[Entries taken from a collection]
****************

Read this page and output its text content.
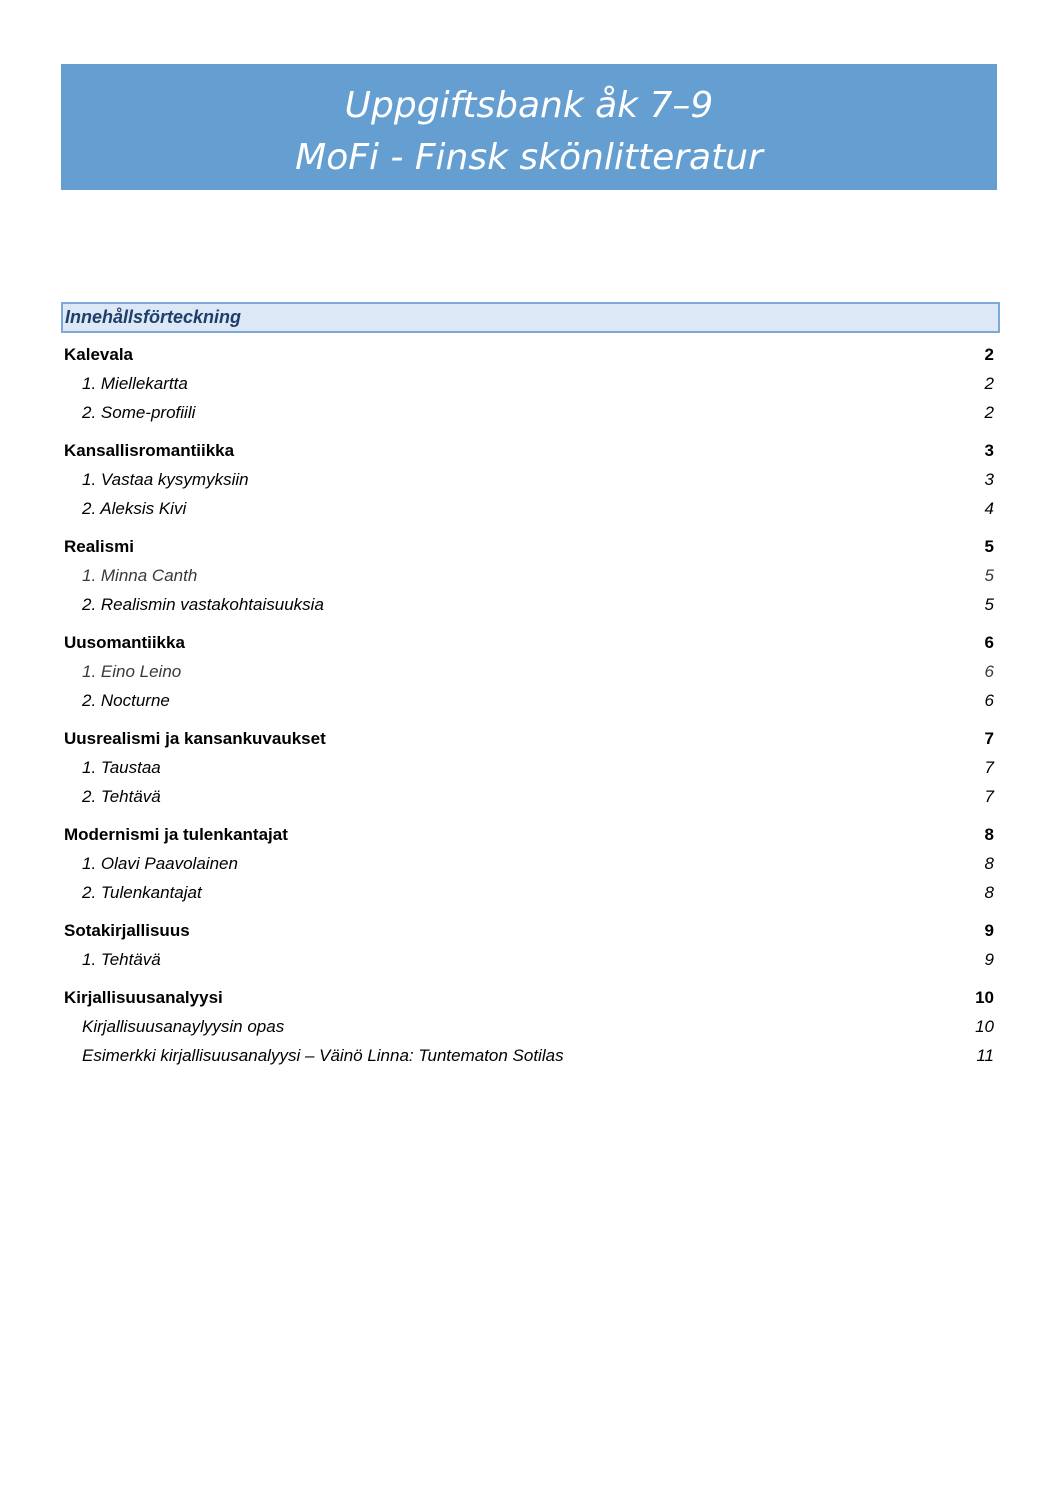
Uppgiftsbank åk 7–9
MoFi - Finsk skönlitteratur
Innehållsförteckning
Kalevala	2
1. Miellekartta	2
2. Some-profiili	2
Kansallisromantiikka	3
1. Vastaa kysymyksiin	3
2. Aleksis Kivi	4
Realismi	5
1. Minna Canth	5
2. Realismin vastakohtaisuuksia	5
Uusomantiikka	6
1. Eino Leino	6
2. Nocturne	6
Uusrealismi ja kansankuvaukset	7
1. Taustaa	7
2. Tehtävä	7
Modernismi ja tulenkantajat	8
1. Olavi Paavolainen	8
2. Tulenkantajat	8
Sotakirjallisuus	9
1. Tehtävä	9
Kirjallisuusanalyysi	10
Kirjallisuusanaylyysin opas	10
Esimerkki kirjallisuusanalyysi – Väinö Linna: Tuntematon Sotilas	11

****************

Drop the images and repeat the data exactly.

Read this page and output its text content.
Uppgiftsbank åk 7–9
MoFi - Finsk skönlitteratur
Innehållsförteckning
Kalevala	2
1. Miellekartta	2
2. Some-profiili	2
Kansallisromantiikka	3
1. Vastaa kysymyksiin	3
2. Aleksis Kivi	4
Realismi	5
1. Minna Canth	5
2. Realismin vastakohtaisuuksia	5
Uusomantiikka	6
1. Eino Leino	6
2. Nocturne	6
Uusrealismi ja kansankuvaukset	7
1. Taustaa	7
2. Tehtävä	7
Modernismi ja tulenkantajat	8
1. Olavi Paavolainen	8
2. Tulenkantajat	8
Sotakirjallisuus	9
1. Tehtävä	9
Kirjallisuusanalyysi	10
Kirjallisuusanaylyysin opas	10
Esimerkki kirjallisuusanalyysi – Väinö Linna: Tuntematon Sotilas	11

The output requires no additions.